* Begin EXERCISE INPUTS *

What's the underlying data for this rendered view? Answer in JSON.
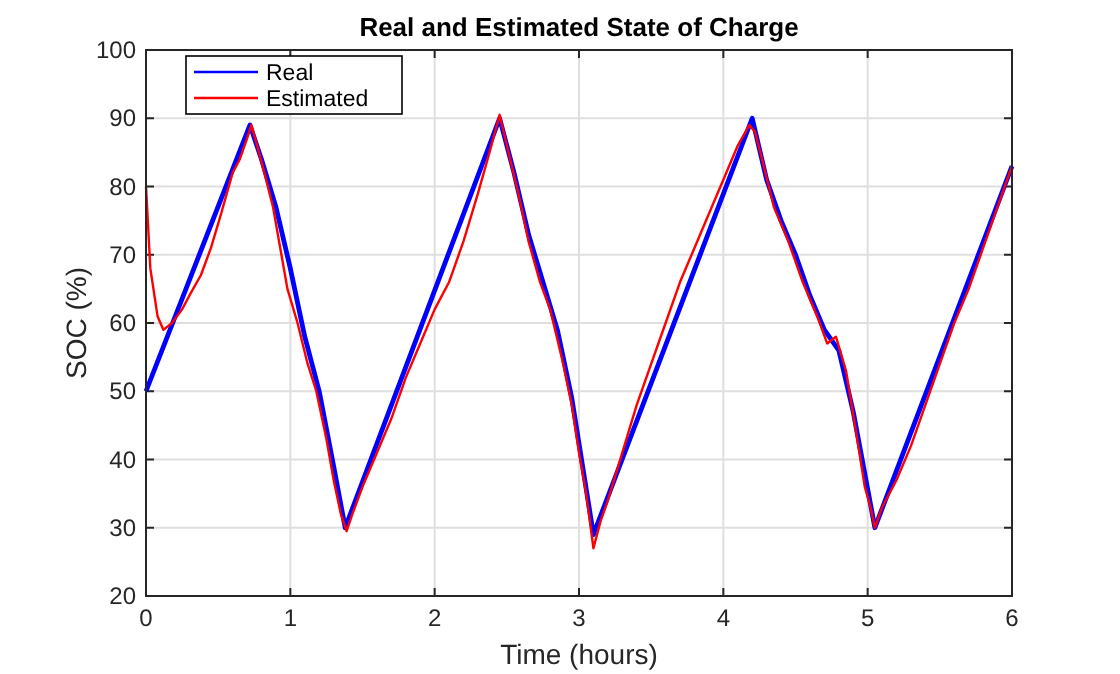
{
  "chart_data": {
    "type": "line",
    "title": "Real and Estimated State of Charge",
    "xlabel": "Time (hours)",
    "ylabel": "SOC (%)",
    "xlim": [
      0,
      6
    ],
    "xticks": [
      0,
      1,
      2,
      3,
      4,
      5,
      6
    ],
    "ylim": [
      20,
      100
    ],
    "yticks": [
      20,
      30,
      40,
      50,
      60,
      70,
      80,
      90,
      100
    ],
    "grid": true,
    "legend": "top left",
    "marker": "none",
    "line_style": "solid",
    "series": [
      {
        "name": "Real",
        "color": "#0000ff",
        "x": [
          0,
          0.72,
          0.8,
          0.9,
          1.0,
          1.1,
          1.2,
          1.3,
          1.38,
          2.45,
          2.55,
          2.65,
          2.75,
          2.85,
          2.95,
          3.1,
          4.2,
          4.3,
          4.4,
          4.5,
          4.6,
          4.7,
          4.8,
          4.9,
          5.05,
          6
        ],
        "values": [
          50,
          89,
          84,
          77,
          68,
          58,
          50,
          39,
          30,
          90,
          82,
          73,
          66,
          59,
          49,
          29,
          90,
          81,
          75,
          70,
          64,
          59,
          56,
          47,
          30,
          83
        ]
      },
      {
        "name": "Estimated",
        "color": "#ff0000",
        "x": [
          0,
          0.03,
          0.08,
          0.12,
          0.18,
          0.25,
          0.3,
          0.38,
          0.45,
          0.52,
          0.6,
          0.65,
          0.7,
          0.73,
          0.77,
          0.82,
          0.88,
          0.93,
          0.98,
          1.05,
          1.12,
          1.18,
          1.25,
          1.3,
          1.35,
          1.39,
          1.43,
          1.5,
          1.6,
          1.7,
          1.8,
          1.9,
          2.0,
          2.1,
          2.2,
          2.3,
          2.38,
          2.45,
          2.5,
          2.58,
          2.65,
          2.73,
          2.8,
          2.88,
          2.95,
          3.0,
          3.05,
          3.1,
          3.15,
          3.2,
          3.3,
          3.4,
          3.5,
          3.6,
          3.7,
          3.8,
          3.9,
          4.0,
          4.1,
          4.18,
          4.22,
          4.28,
          4.35,
          4.45,
          4.55,
          4.65,
          4.72,
          4.78,
          4.85,
          4.92,
          4.98,
          5.02,
          5.05,
          5.1,
          5.2,
          5.3,
          5.4,
          5.5,
          5.6,
          5.7,
          5.8,
          5.9,
          6.0
        ],
        "values": [
          80,
          68,
          61,
          59,
          60,
          62,
          64,
          67,
          71,
          76,
          82,
          84,
          87,
          89,
          86,
          82,
          77,
          71,
          65,
          60,
          54,
          50,
          43,
          37,
          32,
          29.5,
          32,
          36,
          41,
          46,
          52,
          57,
          62,
          66,
          72,
          79,
          85,
          90.5,
          86,
          79,
          72,
          66,
          62,
          55,
          48,
          41,
          35,
          27,
          31,
          34,
          41,
          48,
          54,
          60,
          66,
          71,
          76,
          81,
          86,
          89,
          88,
          83,
          77,
          72,
          66,
          61,
          57,
          58,
          53,
          44,
          36,
          33,
          30,
          33,
          37,
          42,
          48,
          54,
          60,
          65,
          71,
          77,
          83
        ]
      }
    ]
  }
}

* End EXERCISE INPUTS *

- [STATED TASK] Quote the entries in full. Any image among them is to be omitted from the copy.

- [FINISHED TASK]
What's the underlying data for this rendered view? Answer in JSON.
{
  "chart_data": {
    "type": "line",
    "title": "Real and Estimated State of Charge",
    "xlabel": "Time (hours)",
    "ylabel": "SOC (%)",
    "xlim": [
      0,
      6
    ],
    "xticks": [
      0,
      1,
      2,
      3,
      4,
      5,
      6
    ],
    "ylim": [
      20,
      100
    ],
    "yticks": [
      20,
      30,
      40,
      50,
      60,
      70,
      80,
      90,
      100
    ],
    "grid": true,
    "legend": "top left",
    "marker": "none",
    "line_style": "solid",
    "series": [
      {
        "name": "Real",
        "color": "#0000ff",
        "x": [
          0,
          0.72,
          0.8,
          0.9,
          1.0,
          1.1,
          1.2,
          1.3,
          1.38,
          2.45,
          2.55,
          2.65,
          2.75,
          2.85,
          2.95,
          3.1,
          4.2,
          4.3,
          4.4,
          4.5,
          4.6,
          4.7,
          4.8,
          4.9,
          5.05,
          6
        ],
        "values": [
          50,
          89,
          84,
          77,
          68,
          58,
          50,
          39,
          30,
          90,
          82,
          73,
          66,
          59,
          49,
          29,
          90,
          81,
          75,
          70,
          64,
          59,
          56,
          47,
          30,
          83
        ]
      },
      {
        "name": "Estimated",
        "color": "#ff0000",
        "x": [
          0,
          0.03,
          0.08,
          0.12,
          0.18,
          0.25,
          0.3,
          0.38,
          0.45,
          0.52,
          0.6,
          0.65,
          0.7,
          0.73,
          0.77,
          0.82,
          0.88,
          0.93,
          0.98,
          1.05,
          1.12,
          1.18,
          1.25,
          1.3,
          1.35,
          1.39,
          1.43,
          1.5,
          1.6,
          1.7,
          1.8,
          1.9,
          2.0,
          2.1,
          2.2,
          2.3,
          2.38,
          2.45,
          2.5,
          2.58,
          2.65,
          2.73,
          2.8,
          2.88,
          2.95,
          3.0,
          3.05,
          3.1,
          3.15,
          3.2,
          3.3,
          3.4,
          3.5,
          3.6,
          3.7,
          3.8,
          3.9,
          4.0,
          4.1,
          4.18,
          4.22,
          4.28,
          4.35,
          4.45,
          4.55,
          4.65,
          4.72,
          4.78,
          4.85,
          4.92,
          4.98,
          5.02,
          5.05,
          5.1,
          5.2,
          5.3,
          5.4,
          5.5,
          5.6,
          5.7,
          5.8,
          5.9,
          6.0
        ],
        "values": [
          80,
          68,
          61,
          59,
          60,
          62,
          64,
          67,
          71,
          76,
          82,
          84,
          87,
          89,
          86,
          82,
          77,
          71,
          65,
          60,
          54,
          50,
          43,
          37,
          32,
          29.5,
          32,
          36,
          41,
          46,
          52,
          57,
          62,
          66,
          72,
          79,
          85,
          90.5,
          86,
          79,
          72,
          66,
          62,
          55,
          48,
          41,
          35,
          27,
          31,
          34,
          41,
          48,
          54,
          60,
          66,
          71,
          76,
          81,
          86,
          89,
          88,
          83,
          77,
          72,
          66,
          61,
          57,
          58,
          53,
          44,
          36,
          33,
          30,
          33,
          37,
          42,
          48,
          54,
          60,
          65,
          71,
          77,
          83
        ]
      }
    ]
  }
}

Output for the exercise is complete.